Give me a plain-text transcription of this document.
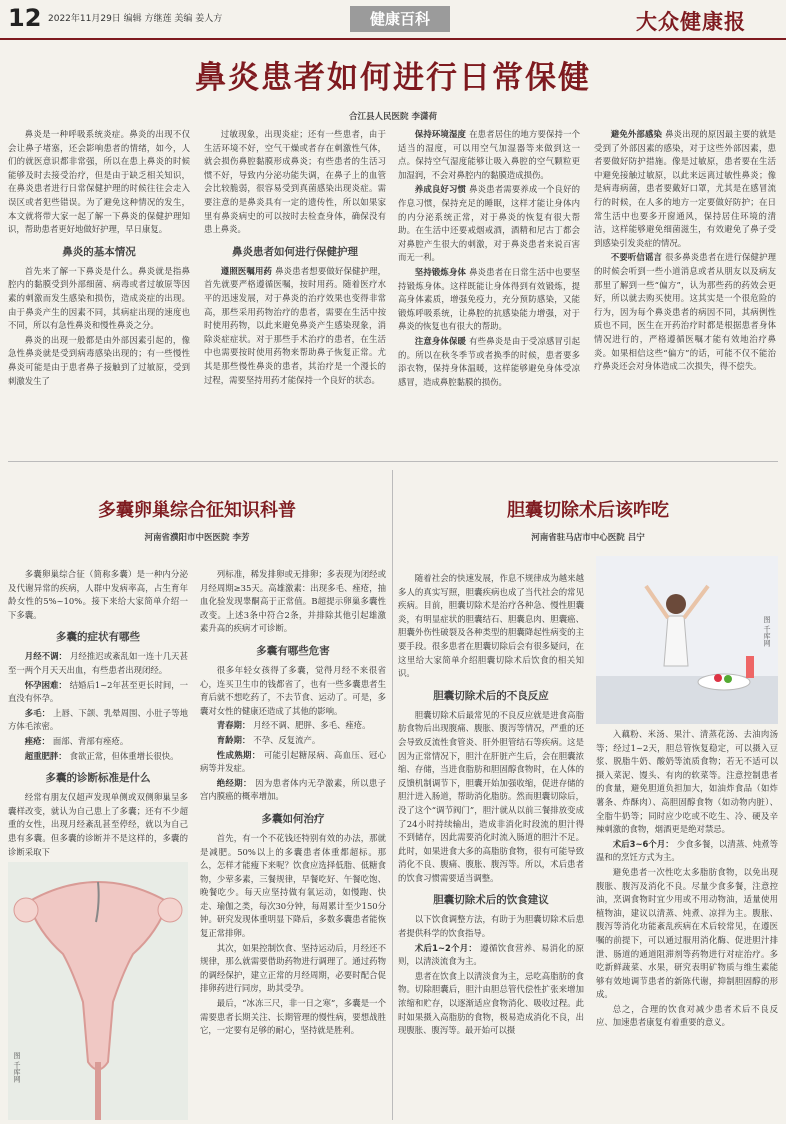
12 2022年11月29日 编辑 方继莲 美编 姜人方	健康百科	大众健康报
鼻炎患者如何进行日常保健
合江县人民医院 李潇荷

鼻炎是一种呼吸系统炎症。鼻炎的出现不仅会让鼻子堵塞，还会影响患者的情绪，如今，人们的就医意识都非常强，所以在患上鼻炎的时候能够及时去接受治疗，但是由于缺乏相关知识，在鼻炎患者进行日常保健护理的时候往往会走入误区或者犯些错误。为了避免这种情况的发生，本文就将带大家一起了解一下鼻炎的保健护理知识，帮助患者更好地做好护理，早日康复。

鼻炎的基本情况

首先来了解一下鼻炎是什么。鼻炎就是指鼻腔内的黏膜受到外部细菌、病毒或者过敏原等因素的刺激而发生感染和损伤，造成炎症的出现。由于鼻炎产生的因素不同，其病症出现的速度也不同，所以有急性鼻炎和慢性鼻炎之分。

鼻炎的出现一般都是由外部因素引起的，像急性鼻炎就是受到病毒感染出现的；有一些慢性鼻炎可能是由于患者鼻子接触到了过敏原，受到刺激发生了

过敏现象，出现炎症；还有一些患者，由于生活环境不好，空气干燥或者存在刺激性气体，就会损伤鼻腔黏膜形成鼻炎；有些患者的生活习惯不好，导致内分泌功能失调，在鼻子上的血管会比较脆弱，很容易受到真菌感染出现炎症。需要注意的是鼻炎具有一定的遗传性，所以如果家里有鼻炎病史的可以按时去检查身体，确保没有患上鼻炎。

鼻炎患者如何进行保健护理

遵照医嘱用药 鼻炎患者想要做好保健护理，首先就要严格遵循医嘱，按时用药。随着医疗水平的迅速发展，对于鼻炎的治疗效果也变得非常高，那些采用药物治疗的患者，需要在生活中按时使用药物，以此来避免鼻炎产生感染现象，消除炎症症状。对于那些手术治疗的患者，在生活中也需要按时使用药物来帮助鼻子恢复正常。尤其是那些慢性鼻炎的患者，其治疗是一个漫长的过程，需要坚持用药才能保持一个良好的状态。

保持环境湿度 在患者居住的地方要保持一个适当的湿度，可以用空气加湿器等来做到这一点。保持空气湿度能够让吸入鼻腔的空气颗粒更加湿润，不会对鼻腔内的黏膜造成损伤。

养成良好习惯 鼻炎患者需要养成一个良好的作息习惯，保持充足的睡眠，这样才能让身体内的内分泌系统正常，对于鼻炎的恢复有很大帮助。在生活中还要戒烟戒酒，酒精和尼古丁都会对鼻腔产生很大的刺激，对于鼻炎患者来说百害而无一利。

坚持锻炼身体 鼻炎患者在日常生活中也要坚持锻炼身体。这样既能让身体得到有效锻炼，提高身体素质，增强免疫力，充分预防感染，又能锻炼呼吸系统，让鼻腔的抗感染能力增强，对于鼻炎的恢复也有很大的帮助。

注意身体保暖 有些鼻炎是由于受凉感冒引起的。所以在秋冬季节或者换季的时候，患者要多添衣物，保持身体温暖，这样能够避免身体受凉感冒，造成鼻腔黏膜的损伤。

避免外部感染 鼻炎出现的原因最主要的就是受到了外部因素的感染，对于这些外部因素，患者要做好防护措施。像是过敏原，患者要在生活中避免接触过敏原，以此来远离过敏性鼻炎；像是病毒病菌，患者要戴好口罩，尤其是在感冒流行的时候，在人多的地方一定要做好防护；在日常生活中也要多开窗通风，保持居住环境的清洁，这样能够避免细菌滋生，有效避免了鼻子受到感染引发炎症的情况。

不要听信谣言 很多鼻炎患者在进行保健护理的时候会听到一些小道消息或者从朋友以及病友那里了解到一些“偏方”，认为那些药的药效会更好，所以就去购买使用。这其实是一个很危险的行为，因为每个鼻炎患者的病因不同，其病例性质也不同，医生在开药治疗时都是根据患者身体情况进行的，严格遵循医嘱才能有效地治疗鼻炎。如果相信这些“偏方”的话，可能不仅不能治疗鼻炎还会对身体造成二次损失，得不偿失。

多囊卵巢综合征知识科普
河南省濮阳市中医医院 李芳

多囊卵巢综合征（简称多囊）是一种内分泌及代谢异常的疾病，人群中发病率高，占生育年龄女性的5%~10%。接下来给大家简单介绍一下多囊。

多囊的症状有哪些

月经不调： 月经推迟或紊乱如一连十几天甚至一两个月天天出血，有些患者出现闭经。

怀孕困难： 结婚后1~2年甚至更长时间，一直没有怀孕。

多毛： 上唇、下颌、乳晕周围、小肚子等地方体毛浓密。

痤疮： 面部、背部有痤疮。

超重肥胖： 食欲正常，但体重增长很快。

多囊的诊断标准是什么

经常有朋友仅超声发现单侧或双侧卵巢呈多囊样改变，就认为自己患上了多囊；还有不少超重的女性，出现月经紊乱甚至停经，就以为自己患有多囊。但多囊的诊断并不是这样的，多囊的诊断采取下

图 千库网

列标准，稀发排卵或无排卵；多表现为闭经或月经周期≥35天。高雄激素：出现多毛、痤疮，抽血化验发现睾酮高于正常值。B超提示卵巢多囊性改变。上述3条中符合2条，并排除其他引起雄激素升高的疾病才可诊断。

多囊有哪些危害

很多年轻女孩得了多囊，觉得月经不来很省心，连买卫生巾的钱都省了，也有一些多囊患者生育后就不想吃药了，不去节食、运动了。可是，多囊对女性的健康还造成了其他的影响。

青春期： 月经不调、肥胖、多毛、痤疮。

育龄期： 不孕、反复流产。

性成熟期： 可能引起糖尿病、高血压、冠心病等并发症。

绝经期： 因为患者体内无孕激素，所以患子宫内膜癌的概率增加。

多囊如何治疗

首先，有一个不花钱还特别有效的办法，那就是减肥。50%以上的多囊患者体重都超标。那么，怎样才能瘦下来呢？饮食应选择低脂、低糖食物，少荤多素，三餐规律，早餐吃好、午餐吃饱、晚餐吃少。每天应坚持做有氧运动，如慢跑、快走、瑜伽之类，每次30分钟，每周累计至少150分钟。研究发现体重明显下降后，多数多囊患者能恢复正常排卵。

其次，如果控制饮食、坚持运动后，月经还不规律，那么就需要借助药物进行调理了。通过药物的调经保护，建立正常的月经周期，必要时配合促排卵药进行同房，助其受孕。

最后，“冰冻三尺，非一日之寒”，多囊是一个需要患者长期关注、长期管理的慢性病，要想战胜它，一定要有足够的耐心，坚持就是胜利。

胆囊切除术后该咋吃
河南省驻马店市中心医院 吕宁

随着社会的快速发展，作息不规律成为越来越多人的真实写照，胆囊疾病也成了当代社会的常见疾病。目前，胆囊切除术是治疗各种急、慢性胆囊炎，有明显症状的胆囊结石、胆囊息肉、胆囊癌、胆囊外伤性破裂及各种类型的胆囊降起性病变的主要手段。很多患者在胆囊切除后会有很多疑问，在这里给大家简单介绍胆囊切除术后饮食的相关知识。

胆囊切除术后的不良反应

胆囊切除术后最常见的不良反应就是进食高脂肪食物后出现腹痛、腹胀、腹泻等情况，严重的还会导致反流性食管炎、肝外胆管结石等疾病。这是因为正常情况下，胆汁在肝脏产生后，会在胆囊浓缩、存储，当进食脂肪和胆固醇食物时，在人体的反馈机制调节下，胆囊开始加强收缩，促进存储的胆汁进入肠道，帮助消化脂肪。然而胆囊切除后，没了这个“调节阀门”，胆汁就从以前三餐排放变成了24小时持续输出，造成非消化时段流的胆汁得不到储存，因此需要消化时流入肠道的胆汁不足。此时，如果进食大多的高脂肪食物，很有可能导致消化不良、腹痛、腹胀、腹泻等。所以，术后患者的饮食习惯需要适当调整。

胆囊切除术后的饮食建议

以下饮食调整方法，有助于为胆囊切除术后患者提供科学的饮食指导。

术后1~2个月： 遵循饮食营养、易消化的原则，以清淡流食为主。

患者在饮食上以清淡食为主，忌吃高脂肪的食物。切除胆囊后，胆汁由胆总管代偿性扩张来增加浓缩和贮存，以逐渐适应食物消化、吸收过程。此时如果摄入高脂肪的食物，极易造成消化不良，出现腹胀、腹泻等。最开始可以摄

图 千库网

入藕粉、米汤、果汁、清蒸花汤、去油肉汤等；经过1~2天，胆总管恢复稳定，可以摄入豆浆、脱脂牛奶、酸奶等流质食物；若无不适可以摄入菜泥、馒头、有肉的软菜等。注意控制患者的食量，避免胆道负担加大，如油炸食品（如炸薯条、炸酥肉）、高胆固醇食物（如动物内脏）、全脂牛奶等；同时应少吃或不吃生、冷、硬及辛辣刺激的食物，烟酒更是绝对禁忌。

术后3~6个月： 少食多餐，以清蒸、炖煮等温和的烹饪方式为主。

避免患者一次性吃太多脂肪食物，以免出现腹胀、腹泻及消化不良。尽量少食多餐，注意控油，烹调食物时宜少用或不用动物油，适量使用植物油，建议以清蒸、炖煮、凉拌为主。腹胀、腹泻等消化功能紊乱疾病在术后较常见，在遵医嘱的前提下，可以通过服用消化酶、促进胆汁排泄、肠道的通道阻滞剂等药物进行对症治疗。多吃新鲜蔬菜、水果，研究表明矿物质与维生素能够有效地调节患者的新陈代谢，抑制胆固醇的形成。

总之，合理的饮食对减少患者术后不良反应、加速患者康复有着重要的意义。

**Problem statement**
In the listing above, find each line with the word "月经不调" and copy it.

**Final result**
月经不调： 月经推迟或紊乱如一连十几天甚至一两个月天天出血，有些患者出现闭经。
青春期： 月经不调、肥胖、多毛、痤疮。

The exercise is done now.